Source material:
-- -- --

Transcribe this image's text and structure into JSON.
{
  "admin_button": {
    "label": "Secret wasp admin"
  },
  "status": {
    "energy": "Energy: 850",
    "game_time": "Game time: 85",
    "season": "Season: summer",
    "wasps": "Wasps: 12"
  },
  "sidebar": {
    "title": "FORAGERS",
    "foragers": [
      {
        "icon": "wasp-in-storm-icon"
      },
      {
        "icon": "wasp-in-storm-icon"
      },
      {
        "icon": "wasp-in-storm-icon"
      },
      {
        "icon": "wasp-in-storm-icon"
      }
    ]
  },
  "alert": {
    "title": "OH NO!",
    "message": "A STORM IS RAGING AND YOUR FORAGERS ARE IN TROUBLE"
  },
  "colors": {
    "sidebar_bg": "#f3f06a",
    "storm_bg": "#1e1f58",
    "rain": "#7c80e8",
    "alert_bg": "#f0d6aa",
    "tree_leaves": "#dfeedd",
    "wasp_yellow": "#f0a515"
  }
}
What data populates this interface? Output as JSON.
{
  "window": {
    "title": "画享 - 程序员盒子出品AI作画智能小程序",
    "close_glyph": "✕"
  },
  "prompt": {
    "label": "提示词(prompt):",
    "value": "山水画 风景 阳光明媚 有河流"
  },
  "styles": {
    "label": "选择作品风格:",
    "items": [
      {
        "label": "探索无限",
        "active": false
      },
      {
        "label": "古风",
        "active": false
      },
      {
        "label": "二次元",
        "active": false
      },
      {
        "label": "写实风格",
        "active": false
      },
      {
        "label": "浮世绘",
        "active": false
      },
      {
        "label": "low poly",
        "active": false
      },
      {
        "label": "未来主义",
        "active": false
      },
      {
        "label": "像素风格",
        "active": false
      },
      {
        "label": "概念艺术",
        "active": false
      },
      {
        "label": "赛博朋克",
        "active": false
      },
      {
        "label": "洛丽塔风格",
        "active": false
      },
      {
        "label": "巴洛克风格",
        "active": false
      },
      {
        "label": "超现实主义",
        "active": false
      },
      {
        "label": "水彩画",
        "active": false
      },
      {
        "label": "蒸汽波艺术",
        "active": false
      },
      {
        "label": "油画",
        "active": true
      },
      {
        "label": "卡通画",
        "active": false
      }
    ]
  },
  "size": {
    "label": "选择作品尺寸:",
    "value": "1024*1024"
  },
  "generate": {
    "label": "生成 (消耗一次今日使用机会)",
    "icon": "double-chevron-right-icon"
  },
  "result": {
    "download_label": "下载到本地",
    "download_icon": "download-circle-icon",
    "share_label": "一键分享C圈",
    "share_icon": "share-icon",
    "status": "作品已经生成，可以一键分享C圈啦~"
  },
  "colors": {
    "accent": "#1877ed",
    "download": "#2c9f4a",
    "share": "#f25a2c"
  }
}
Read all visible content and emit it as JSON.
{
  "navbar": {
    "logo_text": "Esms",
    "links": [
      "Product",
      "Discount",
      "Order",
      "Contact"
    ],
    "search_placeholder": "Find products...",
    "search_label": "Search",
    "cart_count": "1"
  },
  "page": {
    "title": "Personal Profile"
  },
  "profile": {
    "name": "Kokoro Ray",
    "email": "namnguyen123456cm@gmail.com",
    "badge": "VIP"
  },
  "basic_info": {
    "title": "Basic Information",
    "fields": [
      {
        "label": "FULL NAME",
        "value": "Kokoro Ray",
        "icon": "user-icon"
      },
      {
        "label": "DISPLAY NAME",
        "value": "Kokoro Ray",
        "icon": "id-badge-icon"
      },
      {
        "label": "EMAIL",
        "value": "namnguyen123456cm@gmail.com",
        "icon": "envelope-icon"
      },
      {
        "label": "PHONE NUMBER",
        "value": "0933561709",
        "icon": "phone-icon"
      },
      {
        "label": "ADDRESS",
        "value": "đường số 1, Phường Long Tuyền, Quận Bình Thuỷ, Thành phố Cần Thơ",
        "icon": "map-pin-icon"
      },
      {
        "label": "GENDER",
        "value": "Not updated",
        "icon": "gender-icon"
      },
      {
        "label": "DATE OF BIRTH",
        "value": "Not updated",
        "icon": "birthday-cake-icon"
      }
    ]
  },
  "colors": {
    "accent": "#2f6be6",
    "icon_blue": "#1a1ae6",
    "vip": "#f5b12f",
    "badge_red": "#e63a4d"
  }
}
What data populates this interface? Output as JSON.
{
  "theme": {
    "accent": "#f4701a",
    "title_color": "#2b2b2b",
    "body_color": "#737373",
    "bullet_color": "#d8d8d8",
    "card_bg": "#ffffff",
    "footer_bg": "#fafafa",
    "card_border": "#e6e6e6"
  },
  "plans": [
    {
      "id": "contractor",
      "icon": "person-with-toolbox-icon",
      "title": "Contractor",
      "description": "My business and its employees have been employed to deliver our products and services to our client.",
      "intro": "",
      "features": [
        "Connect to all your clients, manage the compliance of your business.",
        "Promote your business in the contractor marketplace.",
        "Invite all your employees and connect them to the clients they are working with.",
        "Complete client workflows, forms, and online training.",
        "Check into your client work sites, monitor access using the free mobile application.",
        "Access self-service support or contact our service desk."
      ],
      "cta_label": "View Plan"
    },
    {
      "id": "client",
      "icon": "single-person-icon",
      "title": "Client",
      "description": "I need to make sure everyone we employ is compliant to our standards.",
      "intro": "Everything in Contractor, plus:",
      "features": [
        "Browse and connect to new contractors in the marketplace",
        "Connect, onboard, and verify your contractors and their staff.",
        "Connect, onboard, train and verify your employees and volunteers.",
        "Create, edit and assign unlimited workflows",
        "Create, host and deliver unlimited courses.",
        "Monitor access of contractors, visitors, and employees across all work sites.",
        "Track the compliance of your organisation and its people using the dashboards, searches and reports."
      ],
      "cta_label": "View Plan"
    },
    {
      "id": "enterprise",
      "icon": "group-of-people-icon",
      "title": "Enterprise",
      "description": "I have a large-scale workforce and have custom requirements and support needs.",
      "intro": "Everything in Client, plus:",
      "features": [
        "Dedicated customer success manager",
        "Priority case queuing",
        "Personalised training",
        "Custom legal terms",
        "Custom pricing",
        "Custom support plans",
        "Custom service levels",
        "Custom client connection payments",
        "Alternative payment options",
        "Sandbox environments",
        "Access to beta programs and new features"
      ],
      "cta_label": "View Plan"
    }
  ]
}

-- -- --

Work to be completed:
Repeat the material above in full, quoting it exactly.

Solution for this task:
Transcribe this image's text and structure into JSON.
{
  "admin_button": {
    "label": "Secret wasp admin"
  },
  "status": {
    "energy": "Energy: 850",
    "game_time": "Game time: 85",
    "season": "Season: summer",
    "wasps": "Wasps: 12"
  },
  "sidebar": {
    "title": "FORAGERS",
    "foragers": [
      {
        "icon": "wasp-in-storm-icon"
      },
      {
        "icon": "wasp-in-storm-icon"
      },
      {
        "icon": "wasp-in-storm-icon"
      },
      {
        "icon": "wasp-in-storm-icon"
      }
    ]
  },
  "alert": {
    "title": "OH NO!",
    "message": "A STORM IS RAGING AND YOUR FORAGERS ARE IN TROUBLE"
  },
  "colors": {
    "sidebar_bg": "#f3f06a",
    "storm_bg": "#1e1f58",
    "rain": "#7c80e8",
    "alert_bg": "#f0d6aa",
    "tree_leaves": "#dfeedd",
    "wasp_yellow": "#f0a515"
  }
}
What data populates this interface? Output as JSON.
{
  "window": {
    "title": "画享 - 程序员盒子出品AI作画智能小程序",
    "close_glyph": "✕"
  },
  "prompt": {
    "label": "提示词(prompt):",
    "value": "山水画 风景 阳光明媚 有河流"
  },
  "styles": {
    "label": "选择作品风格:",
    "items": [
      {
        "label": "探索无限",
        "active": false
      },
      {
        "label": "古风",
        "active": false
      },
      {
        "label": "二次元",
        "active": false
      },
      {
        "label": "写实风格",
        "active": false
      },
      {
        "label": "浮世绘",
        "active": false
      },
      {
        "label": "low poly",
        "active": false
      },
      {
        "label": "未来主义",
        "active": false
      },
      {
        "label": "像素风格",
        "active": false
      },
      {
        "label": "概念艺术",
        "active": false
      },
      {
        "label": "赛博朋克",
        "active": false
      },
      {
        "label": "洛丽塔风格",
        "active": false
      },
      {
        "label": "巴洛克风格",
        "active": false
      },
      {
        "label": "超现实主义",
        "active": false
      },
      {
        "label": "水彩画",
        "active": false
      },
      {
        "label": "蒸汽波艺术",
        "active": false
      },
      {
        "label": "油画",
        "active": true
      },
      {
        "label": "卡通画",
        "active": false
      }
    ]
  },
  "size": {
    "label": "选择作品尺寸:",
    "value": "1024*1024"
  },
  "generate": {
    "label": "生成 (消耗一次今日使用机会)",
    "icon": "double-chevron-right-icon"
  },
  "result": {
    "download_label": "下载到本地",
    "download_icon": "download-circle-icon",
    "share_label": "一键分享C圈",
    "share_icon": "share-icon",
    "status": "作品已经生成，可以一键分享C圈啦~"
  },
  "colors": {
    "accent": "#1877ed",
    "download": "#2c9f4a",
    "share": "#f25a2c"
  }
}
Read all visible content and emit it as JSON.
{
  "navbar": {
    "logo_text": "Esms",
    "links": [
      "Product",
      "Discount",
      "Order",
      "Contact"
    ],
    "search_placeholder": "Find products...",
    "search_label": "Search",
    "cart_count": "1"
  },
  "page": {
    "title": "Personal Profile"
  },
  "profile": {
    "name": "Kokoro Ray",
    "email": "namnguyen123456cm@gmail.com",
    "badge": "VIP"
  },
  "basic_info": {
    "title": "Basic Information",
    "fields": [
      {
        "label": "FULL NAME",
        "value": "Kokoro Ray",
        "icon": "user-icon"
      },
      {
        "label": "DISPLAY NAME",
        "value": "Kokoro Ray",
        "icon": "id-badge-icon"
      },
      {
        "label": "EMAIL",
        "value": "namnguyen123456cm@gmail.com",
        "icon": "envelope-icon"
      },
      {
        "label": "PHONE NUMBER",
        "value": "0933561709",
        "icon": "phone-icon"
      },
      {
        "label": "ADDRESS",
        "value": "đường số 1, Phường Long Tuyền, Quận Bình Thuỷ, Thành phố Cần Thơ",
        "icon": "map-pin-icon"
      },
      {
        "label": "GENDER",
        "value": "Not updated",
        "icon": "gender-icon"
      },
      {
        "label": "DATE OF BIRTH",
        "value": "Not updated",
        "icon": "birthday-cake-icon"
      }
    ]
  },
  "colors": {
    "accent": "#2f6be6",
    "icon_blue": "#1a1ae6",
    "vip": "#f5b12f",
    "badge_red": "#e63a4d"
  }
}
What data populates this interface? Output as JSON.
{
  "theme": {
    "accent": "#f4701a",
    "title_color": "#2b2b2b",
    "body_color": "#737373",
    "bullet_color": "#d8d8d8",
    "card_bg": "#ffffff",
    "footer_bg": "#fafafa",
    "card_border": "#e6e6e6"
  },
  "plans": [
    {
      "id": "contractor",
      "icon": "person-with-toolbox-icon",
      "title": "Contractor",
      "description": "My business and its employees have been employed to deliver our products and services to our client.",
      "intro": "",
      "features": [
        "Connect to all your clients, manage the compliance of your business.",
        "Promote your business in the contractor marketplace.",
        "Invite all your employees and connect them to the clients they are working with.",
        "Complete client workflows, forms, and online training.",
        "Check into your client work sites, monitor access using the free mobile application.",
        "Access self-service support or contact our service desk."
      ],
      "cta_label": "View Plan"
    },
    {
      "id": "client",
      "icon": "single-person-icon",
      "title": "Client",
      "description": "I need to make sure everyone we employ is compliant to our standards.",
      "intro": "Everything in Contractor, plus:",
      "features": [
        "Browse and connect to new contractors in the marketplace",
        "Connect, onboard, and verify your contractors and their staff.",
        "Connect, onboard, train and verify your employees and volunteers.",
        "Create, edit and assign unlimited workflows",
        "Create, host and deliver unlimited courses.",
        "Monitor access of contractors, visitors, and employees across all work sites.",
        "Track the compliance of your organisation and its people using the dashboards, searches and reports."
      ],
      "cta_label": "View Plan"
    },
    {
      "id": "enterprise",
      "icon": "group-of-people-icon",
      "title": "Enterprise",
      "description": "I have a large-scale workforce and have custom requirements and support needs.",
      "intro": "Everything in Client, plus:",
      "features": [
        "Dedicated customer success manager",
        "Priority case queuing",
        "Personalised training",
        "Custom legal terms",
        "Custom pricing",
        "Custom support plans",
        "Custom service levels",
        "Custom client connection payments",
        "Alternative payment options",
        "Sandbox environments",
        "Access to beta programs and new features"
      ],
      "cta_label": "View Plan"
    }
  ]
}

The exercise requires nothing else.